→ **Aim**: Write out each line from the data below that includes the word "letter".

→ **Material provided**:
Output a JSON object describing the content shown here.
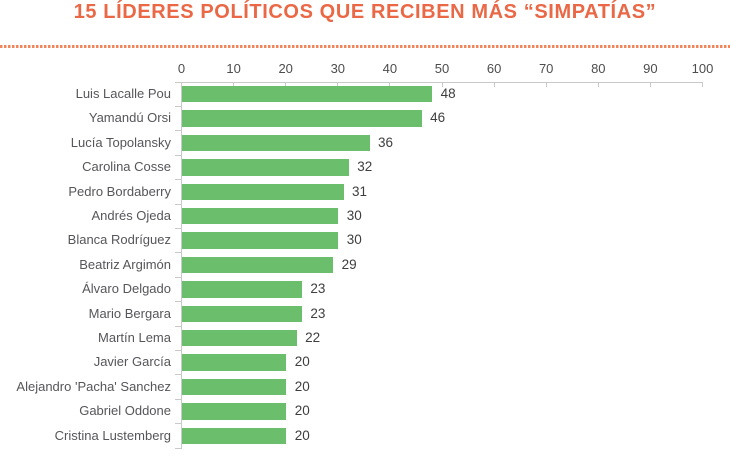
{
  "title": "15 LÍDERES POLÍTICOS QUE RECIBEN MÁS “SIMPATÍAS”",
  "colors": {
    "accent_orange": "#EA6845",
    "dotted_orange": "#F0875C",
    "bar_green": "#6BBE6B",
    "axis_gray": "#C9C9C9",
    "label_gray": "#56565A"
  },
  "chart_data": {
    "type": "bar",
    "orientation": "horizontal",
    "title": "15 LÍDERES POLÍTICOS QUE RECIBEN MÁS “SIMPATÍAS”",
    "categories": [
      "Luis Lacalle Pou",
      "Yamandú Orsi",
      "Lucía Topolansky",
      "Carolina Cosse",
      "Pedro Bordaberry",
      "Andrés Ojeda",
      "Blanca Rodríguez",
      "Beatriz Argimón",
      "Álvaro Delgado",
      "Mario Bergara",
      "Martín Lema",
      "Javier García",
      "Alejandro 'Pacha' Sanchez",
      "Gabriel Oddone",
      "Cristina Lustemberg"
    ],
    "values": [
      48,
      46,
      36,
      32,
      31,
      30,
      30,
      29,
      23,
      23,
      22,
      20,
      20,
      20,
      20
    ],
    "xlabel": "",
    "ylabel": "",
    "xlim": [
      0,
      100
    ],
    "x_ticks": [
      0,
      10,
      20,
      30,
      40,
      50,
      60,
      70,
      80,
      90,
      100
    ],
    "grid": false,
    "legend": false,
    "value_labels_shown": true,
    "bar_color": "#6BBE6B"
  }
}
* * *
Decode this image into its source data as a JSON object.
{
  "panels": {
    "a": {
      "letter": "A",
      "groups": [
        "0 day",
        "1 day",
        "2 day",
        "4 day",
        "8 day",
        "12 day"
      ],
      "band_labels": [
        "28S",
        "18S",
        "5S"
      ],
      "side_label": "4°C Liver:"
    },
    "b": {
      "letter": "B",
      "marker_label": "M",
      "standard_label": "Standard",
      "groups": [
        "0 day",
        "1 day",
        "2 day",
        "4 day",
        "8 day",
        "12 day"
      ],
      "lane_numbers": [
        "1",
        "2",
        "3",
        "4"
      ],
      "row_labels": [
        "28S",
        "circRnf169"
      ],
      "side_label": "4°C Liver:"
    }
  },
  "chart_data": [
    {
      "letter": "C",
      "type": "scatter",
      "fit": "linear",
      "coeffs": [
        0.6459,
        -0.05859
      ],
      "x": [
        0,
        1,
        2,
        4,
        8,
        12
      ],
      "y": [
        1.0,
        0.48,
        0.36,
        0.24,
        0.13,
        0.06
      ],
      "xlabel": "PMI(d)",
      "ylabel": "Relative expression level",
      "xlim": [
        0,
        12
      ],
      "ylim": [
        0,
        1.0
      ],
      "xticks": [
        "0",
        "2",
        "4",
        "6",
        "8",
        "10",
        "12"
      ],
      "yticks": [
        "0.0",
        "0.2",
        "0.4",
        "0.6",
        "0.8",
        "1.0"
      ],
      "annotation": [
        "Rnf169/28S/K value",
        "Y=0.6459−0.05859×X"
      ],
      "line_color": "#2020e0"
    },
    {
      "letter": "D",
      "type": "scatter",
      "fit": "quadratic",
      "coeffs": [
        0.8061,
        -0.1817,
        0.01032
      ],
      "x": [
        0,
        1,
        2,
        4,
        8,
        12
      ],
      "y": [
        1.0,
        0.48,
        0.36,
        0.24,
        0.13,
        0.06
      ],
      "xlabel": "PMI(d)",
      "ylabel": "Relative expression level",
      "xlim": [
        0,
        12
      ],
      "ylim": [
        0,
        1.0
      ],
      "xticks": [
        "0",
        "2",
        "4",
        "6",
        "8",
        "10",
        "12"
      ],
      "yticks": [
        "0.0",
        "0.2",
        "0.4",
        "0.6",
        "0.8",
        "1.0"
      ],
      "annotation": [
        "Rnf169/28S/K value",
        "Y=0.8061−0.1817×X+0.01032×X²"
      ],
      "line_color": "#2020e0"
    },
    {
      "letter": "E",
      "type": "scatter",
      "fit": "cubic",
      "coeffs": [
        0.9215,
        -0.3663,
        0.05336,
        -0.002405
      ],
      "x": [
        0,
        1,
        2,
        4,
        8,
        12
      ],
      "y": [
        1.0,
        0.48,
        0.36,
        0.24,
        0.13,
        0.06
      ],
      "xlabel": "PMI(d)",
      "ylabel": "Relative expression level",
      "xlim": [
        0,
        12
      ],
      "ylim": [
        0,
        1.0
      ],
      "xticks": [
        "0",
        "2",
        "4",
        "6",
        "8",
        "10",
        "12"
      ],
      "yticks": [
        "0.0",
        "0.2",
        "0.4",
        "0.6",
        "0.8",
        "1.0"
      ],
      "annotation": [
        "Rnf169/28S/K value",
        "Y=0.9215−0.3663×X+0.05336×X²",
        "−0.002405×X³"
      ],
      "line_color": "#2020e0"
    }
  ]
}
...
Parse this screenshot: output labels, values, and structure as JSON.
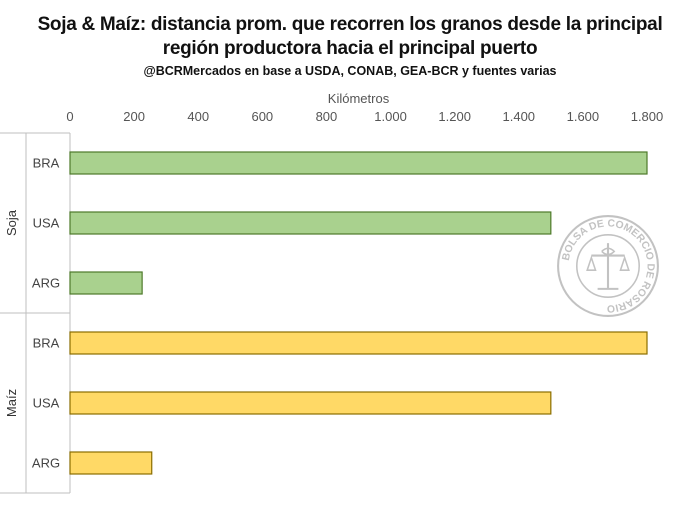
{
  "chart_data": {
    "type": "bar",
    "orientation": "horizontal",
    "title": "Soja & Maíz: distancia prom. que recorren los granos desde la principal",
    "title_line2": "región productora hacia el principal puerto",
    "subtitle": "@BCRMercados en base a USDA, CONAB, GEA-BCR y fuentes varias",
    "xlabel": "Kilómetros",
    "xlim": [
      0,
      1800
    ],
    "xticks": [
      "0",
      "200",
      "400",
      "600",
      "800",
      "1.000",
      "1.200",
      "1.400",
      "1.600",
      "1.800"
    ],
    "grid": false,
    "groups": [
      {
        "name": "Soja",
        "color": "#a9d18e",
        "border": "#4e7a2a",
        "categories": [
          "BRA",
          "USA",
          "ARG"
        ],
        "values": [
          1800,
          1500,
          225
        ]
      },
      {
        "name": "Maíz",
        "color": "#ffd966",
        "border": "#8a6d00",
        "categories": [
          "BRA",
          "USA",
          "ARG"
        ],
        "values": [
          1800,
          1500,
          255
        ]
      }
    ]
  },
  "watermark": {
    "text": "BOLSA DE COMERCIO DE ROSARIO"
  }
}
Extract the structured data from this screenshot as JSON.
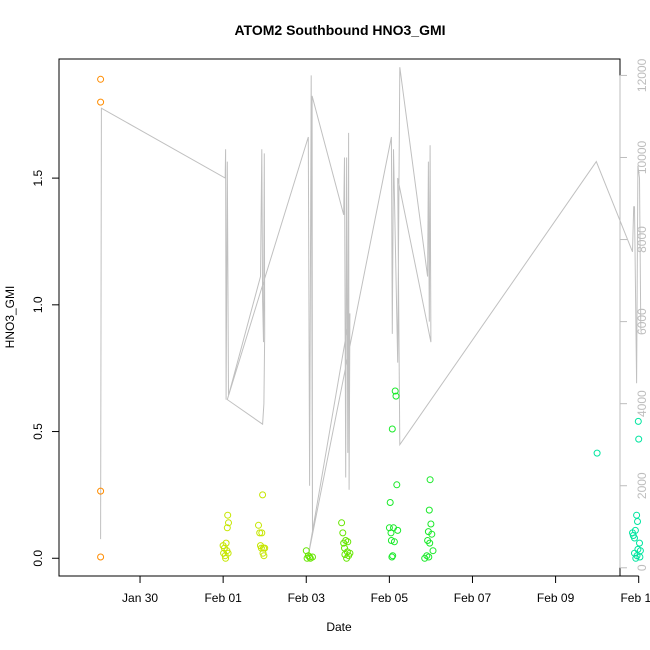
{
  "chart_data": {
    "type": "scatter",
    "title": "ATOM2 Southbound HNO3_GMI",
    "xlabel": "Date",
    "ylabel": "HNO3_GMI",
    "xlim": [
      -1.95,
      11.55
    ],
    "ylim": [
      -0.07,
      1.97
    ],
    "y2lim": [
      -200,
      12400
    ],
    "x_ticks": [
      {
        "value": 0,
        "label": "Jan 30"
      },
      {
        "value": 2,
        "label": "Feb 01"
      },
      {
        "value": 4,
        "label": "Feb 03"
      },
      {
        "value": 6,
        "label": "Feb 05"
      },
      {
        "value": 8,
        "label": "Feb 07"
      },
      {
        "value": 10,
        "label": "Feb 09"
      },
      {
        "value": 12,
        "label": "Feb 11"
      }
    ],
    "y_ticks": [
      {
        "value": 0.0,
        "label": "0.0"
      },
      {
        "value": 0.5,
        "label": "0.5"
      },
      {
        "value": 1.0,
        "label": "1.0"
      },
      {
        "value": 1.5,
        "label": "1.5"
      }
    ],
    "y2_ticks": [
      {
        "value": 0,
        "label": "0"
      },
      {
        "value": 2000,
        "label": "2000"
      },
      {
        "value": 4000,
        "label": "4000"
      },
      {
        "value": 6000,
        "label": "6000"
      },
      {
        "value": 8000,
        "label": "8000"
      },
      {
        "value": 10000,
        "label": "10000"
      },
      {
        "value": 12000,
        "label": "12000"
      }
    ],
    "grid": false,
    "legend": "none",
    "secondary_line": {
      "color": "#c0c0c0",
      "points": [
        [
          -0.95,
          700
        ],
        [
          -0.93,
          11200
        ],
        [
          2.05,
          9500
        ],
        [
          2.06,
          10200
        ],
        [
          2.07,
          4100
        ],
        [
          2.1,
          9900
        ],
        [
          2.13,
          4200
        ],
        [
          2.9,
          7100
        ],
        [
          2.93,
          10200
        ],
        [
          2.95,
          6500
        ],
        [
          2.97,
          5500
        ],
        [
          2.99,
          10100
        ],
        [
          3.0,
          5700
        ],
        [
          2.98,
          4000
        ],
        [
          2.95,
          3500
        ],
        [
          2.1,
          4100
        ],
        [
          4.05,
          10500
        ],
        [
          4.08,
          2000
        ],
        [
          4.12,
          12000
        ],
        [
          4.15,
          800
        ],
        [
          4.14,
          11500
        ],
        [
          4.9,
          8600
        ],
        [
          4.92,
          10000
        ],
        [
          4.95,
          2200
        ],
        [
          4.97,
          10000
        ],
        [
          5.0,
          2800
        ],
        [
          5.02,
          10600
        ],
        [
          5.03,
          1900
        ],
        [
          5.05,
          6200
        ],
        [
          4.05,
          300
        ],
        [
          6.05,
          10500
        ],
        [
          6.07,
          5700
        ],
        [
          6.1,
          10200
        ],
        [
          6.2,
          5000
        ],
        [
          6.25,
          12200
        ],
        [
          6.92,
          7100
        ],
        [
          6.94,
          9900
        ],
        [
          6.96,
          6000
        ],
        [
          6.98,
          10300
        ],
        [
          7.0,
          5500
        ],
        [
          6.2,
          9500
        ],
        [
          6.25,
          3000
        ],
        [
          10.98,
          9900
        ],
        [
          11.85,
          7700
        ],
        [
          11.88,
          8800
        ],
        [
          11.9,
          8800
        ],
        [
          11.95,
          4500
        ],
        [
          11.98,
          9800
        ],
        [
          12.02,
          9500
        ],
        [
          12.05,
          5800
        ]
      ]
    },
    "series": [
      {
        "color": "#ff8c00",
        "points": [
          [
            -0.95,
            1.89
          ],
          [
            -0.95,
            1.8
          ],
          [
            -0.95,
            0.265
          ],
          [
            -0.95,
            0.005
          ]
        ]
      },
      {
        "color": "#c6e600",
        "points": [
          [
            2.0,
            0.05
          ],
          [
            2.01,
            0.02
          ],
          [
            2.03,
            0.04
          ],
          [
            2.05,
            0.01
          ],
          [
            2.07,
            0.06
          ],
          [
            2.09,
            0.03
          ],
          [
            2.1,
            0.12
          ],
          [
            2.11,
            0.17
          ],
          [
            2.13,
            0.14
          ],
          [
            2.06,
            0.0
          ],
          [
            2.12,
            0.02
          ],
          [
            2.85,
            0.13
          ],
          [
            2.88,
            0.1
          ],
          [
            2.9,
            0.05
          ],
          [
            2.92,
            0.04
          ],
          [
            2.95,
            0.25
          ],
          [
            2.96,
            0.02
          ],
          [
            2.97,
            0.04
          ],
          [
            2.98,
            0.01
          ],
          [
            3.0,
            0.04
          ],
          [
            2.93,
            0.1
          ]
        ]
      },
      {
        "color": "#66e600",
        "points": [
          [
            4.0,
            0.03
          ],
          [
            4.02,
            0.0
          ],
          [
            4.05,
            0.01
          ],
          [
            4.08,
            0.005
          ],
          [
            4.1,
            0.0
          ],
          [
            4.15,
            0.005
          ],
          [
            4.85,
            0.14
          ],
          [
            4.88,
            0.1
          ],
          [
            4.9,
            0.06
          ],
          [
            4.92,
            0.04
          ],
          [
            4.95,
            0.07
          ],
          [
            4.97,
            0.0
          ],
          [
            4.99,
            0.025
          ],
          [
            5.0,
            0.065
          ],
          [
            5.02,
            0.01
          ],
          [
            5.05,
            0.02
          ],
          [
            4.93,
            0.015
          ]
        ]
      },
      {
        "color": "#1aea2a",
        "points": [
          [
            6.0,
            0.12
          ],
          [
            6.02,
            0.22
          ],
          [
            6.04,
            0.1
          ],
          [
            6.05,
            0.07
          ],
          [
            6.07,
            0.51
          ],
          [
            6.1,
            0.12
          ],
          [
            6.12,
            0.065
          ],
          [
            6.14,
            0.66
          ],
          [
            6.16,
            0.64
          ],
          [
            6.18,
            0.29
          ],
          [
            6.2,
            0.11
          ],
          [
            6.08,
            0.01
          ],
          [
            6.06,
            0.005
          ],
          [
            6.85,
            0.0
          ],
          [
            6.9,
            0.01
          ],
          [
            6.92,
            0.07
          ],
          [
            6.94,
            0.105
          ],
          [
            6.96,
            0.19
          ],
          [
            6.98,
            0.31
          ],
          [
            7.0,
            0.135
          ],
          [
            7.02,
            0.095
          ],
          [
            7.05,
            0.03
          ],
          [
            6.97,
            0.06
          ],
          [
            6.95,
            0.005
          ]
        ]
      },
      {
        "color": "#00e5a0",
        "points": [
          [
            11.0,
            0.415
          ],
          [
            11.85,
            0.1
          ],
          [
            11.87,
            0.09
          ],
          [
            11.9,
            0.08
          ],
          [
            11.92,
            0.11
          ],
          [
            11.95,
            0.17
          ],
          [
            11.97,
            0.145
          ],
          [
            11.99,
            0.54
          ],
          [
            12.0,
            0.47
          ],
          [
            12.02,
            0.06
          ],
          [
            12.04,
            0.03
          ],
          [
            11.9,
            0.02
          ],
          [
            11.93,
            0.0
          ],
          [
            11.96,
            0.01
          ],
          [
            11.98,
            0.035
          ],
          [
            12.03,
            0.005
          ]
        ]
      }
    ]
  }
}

→ **Written response**:
      "letter": "A",
      "letter": "B",
      "letter": "C",
      "letter": "D",
      "letter": "E",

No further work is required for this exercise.